** Begin **
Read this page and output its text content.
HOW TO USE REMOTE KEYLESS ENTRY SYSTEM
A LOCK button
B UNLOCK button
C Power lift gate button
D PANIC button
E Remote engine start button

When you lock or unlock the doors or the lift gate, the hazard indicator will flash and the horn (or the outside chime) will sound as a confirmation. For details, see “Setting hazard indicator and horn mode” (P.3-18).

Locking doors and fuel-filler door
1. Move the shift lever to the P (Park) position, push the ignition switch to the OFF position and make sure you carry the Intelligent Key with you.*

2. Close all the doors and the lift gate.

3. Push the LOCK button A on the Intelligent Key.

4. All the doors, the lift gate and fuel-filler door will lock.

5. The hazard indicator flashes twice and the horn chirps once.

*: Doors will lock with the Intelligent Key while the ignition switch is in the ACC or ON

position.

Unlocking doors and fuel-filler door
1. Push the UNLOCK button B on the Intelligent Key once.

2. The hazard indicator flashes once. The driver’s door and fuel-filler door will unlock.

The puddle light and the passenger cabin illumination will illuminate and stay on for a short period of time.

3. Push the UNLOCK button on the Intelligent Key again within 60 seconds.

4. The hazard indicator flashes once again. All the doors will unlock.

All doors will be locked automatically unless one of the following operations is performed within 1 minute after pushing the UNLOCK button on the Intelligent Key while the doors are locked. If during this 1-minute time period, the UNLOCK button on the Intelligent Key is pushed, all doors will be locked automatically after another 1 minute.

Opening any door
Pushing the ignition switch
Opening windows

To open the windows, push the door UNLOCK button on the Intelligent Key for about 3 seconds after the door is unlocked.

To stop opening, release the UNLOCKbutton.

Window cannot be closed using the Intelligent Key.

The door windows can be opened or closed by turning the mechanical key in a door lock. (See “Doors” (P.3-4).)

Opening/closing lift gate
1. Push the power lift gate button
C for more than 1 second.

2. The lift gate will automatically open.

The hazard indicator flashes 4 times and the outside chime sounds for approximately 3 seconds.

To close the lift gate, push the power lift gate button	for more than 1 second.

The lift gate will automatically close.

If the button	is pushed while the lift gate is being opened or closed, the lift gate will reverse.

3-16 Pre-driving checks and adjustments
** End **
[What the task asks] Exactly as written above, please repeat the entries.

[Worked solution]
Read this page and output its text content.
HOW TO USE REMOTE KEYLESS ENTRY SYSTEM
A LOCK button
B UNLOCK button
C Power lift gate button
D PANIC button
E Remote engine start button

When you lock or unlock the doors or the lift gate, the hazard indicator will flash and the horn (or the outside chime) will sound as a confirmation. For details, see “Setting hazard indicator and horn mode” (P.3-18).

Locking doors and fuel-filler door
1. Move the shift lever to the P (Park) position, push the ignition switch to the OFF position and make sure you carry the Intelligent Key with you.*

2. Close all the doors and the lift gate.

3. Push the LOCK button A on the Intelligent Key.

4. All the doors, the lift gate and fuel-filler door will lock.

5. The hazard indicator flashes twice and the horn chirps once.

*: Doors will lock with the Intelligent Key while the ignition switch is in the ACC or ON

position.

Unlocking doors and fuel-filler door
1. Push the UNLOCK button B on the Intelligent Key once.

2. The hazard indicator flashes once. The driver’s door and fuel-filler door will unlock.

The puddle light and the passenger cabin illumination will illuminate and stay on for a short period of time.

3. Push the UNLOCK button on the Intelligent Key again within 60 seconds.

4. The hazard indicator flashes once again. All the doors will unlock.

All doors will be locked automatically unless one of the following operations is performed within 1 minute after pushing the UNLOCK button on the Intelligent Key while the doors are locked. If during this 1-minute time period, the UNLOCK button on the Intelligent Key is pushed, all doors will be locked automatically after another 1 minute.

Opening any door
Pushing the ignition switch
Opening windows

To open the windows, push the door UNLOCK button on the Intelligent Key for about 3 seconds after the door is unlocked.

To stop opening, release the UNLOCKbutton.

Window cannot be closed using the Intelligent Key.

The door windows can be opened or closed by turning the mechanical key in a door lock. (See “Doors” (P.3-4).)

Opening/closing lift gate
1. Push the power lift gate button
C for more than 1 second.

2. The lift gate will automatically open.

The hazard indicator flashes 4 times and the outside chime sounds for approximately 3 seconds.

To close the lift gate, push the power lift gate button	for more than 1 second.

The lift gate will automatically close.

If the button	is pushed while the lift gate is being opened or closed, the lift gate will reverse.

3-16 Pre-driving checks and adjustments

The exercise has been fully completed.